TASK GOAL
Skip the pictures. Repeat everything else in the records word for word.

THE DATA
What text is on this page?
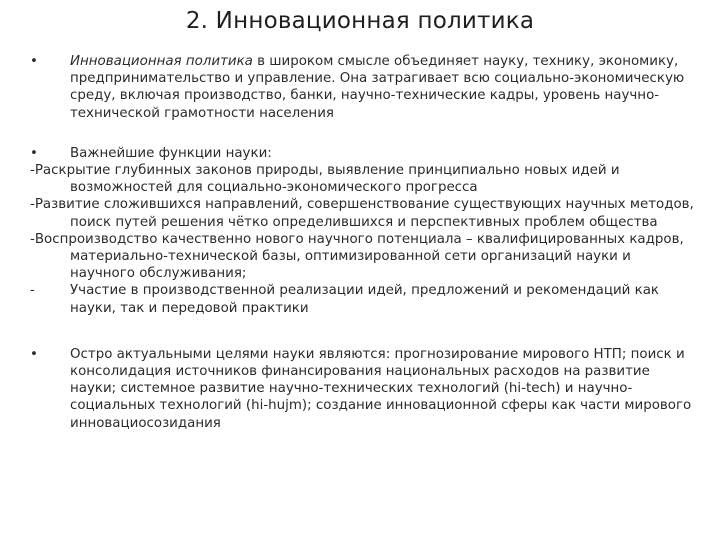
2. Инновационная политика
•	Инновационная политика в широком смысле объединяет науку, технику, экономику, предпринимательство и управление. Она затрагивает всю социально-экономическую среду, включая производство, банки, научно-технические кадры, уровень научно-технической грамотности населения
•	Важнейшие функции науки:
-Раскрытие глубинных законов природы, выявление принципиально новых идей и возможностей для социально-экономического прогресса
-Развитие сложившихся направлений, совершенствование существующих научных методов, поиск путей решения чётко определившихся и перспективных проблем общества
-Воспроизводство качественно нового научного потенциала – квалифицированных кадров, материально-технической базы, оптимизированной сети организаций науки и научного обслуживания;
-	Участие в производственной реализации идей, предложений и рекомендаций как науки, так и передовой практики
•	Остро актуальными целями науки являются: прогнозирование мирового НТП; поиск и консолидация источников финансирования национальных расходов на развитие науки; системное развитие научно-технических технологий (hi-tech) и научно-социальных технологий (hi-hujm); создание инновационной сферы как части мирового инновациосозидания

RESPONSE BELOW
What text is on this page?
2. Инновационная политика
•	Инновационная политика в широком смысле объединяет науку, технику, экономику, предпринимательство и управление. Она затрагивает всю социально-экономическую среду, включая производство, банки, научно-технические кадры, уровень научно-технической грамотности населения
•	Важнейшие функции науки:
-Раскрытие глубинных законов природы, выявление принципиально новых идей и возможностей для социально-экономического прогресса
-Развитие сложившихся направлений, совершенствование существующих научных методов, поиск путей решения чётко определившихся и перспективных проблем общества
-Воспроизводство качественно нового научного потенциала – квалифицированных кадров, материально-технической базы, оптимизированной сети организаций науки и научного обслуживания;
-	Участие в производственной реализации идей, предложений и рекомендаций как науки, так и передовой практики
•	Остро актуальными целями науки являются: прогнозирование мирового НТП; поиск и консолидация источников финансирования национальных расходов на развитие науки; системное развитие научно-технических технологий (hi-tech) и научно-социальных технологий (hi-hujm); создание инновационной сферы как части мирового инновациосозидания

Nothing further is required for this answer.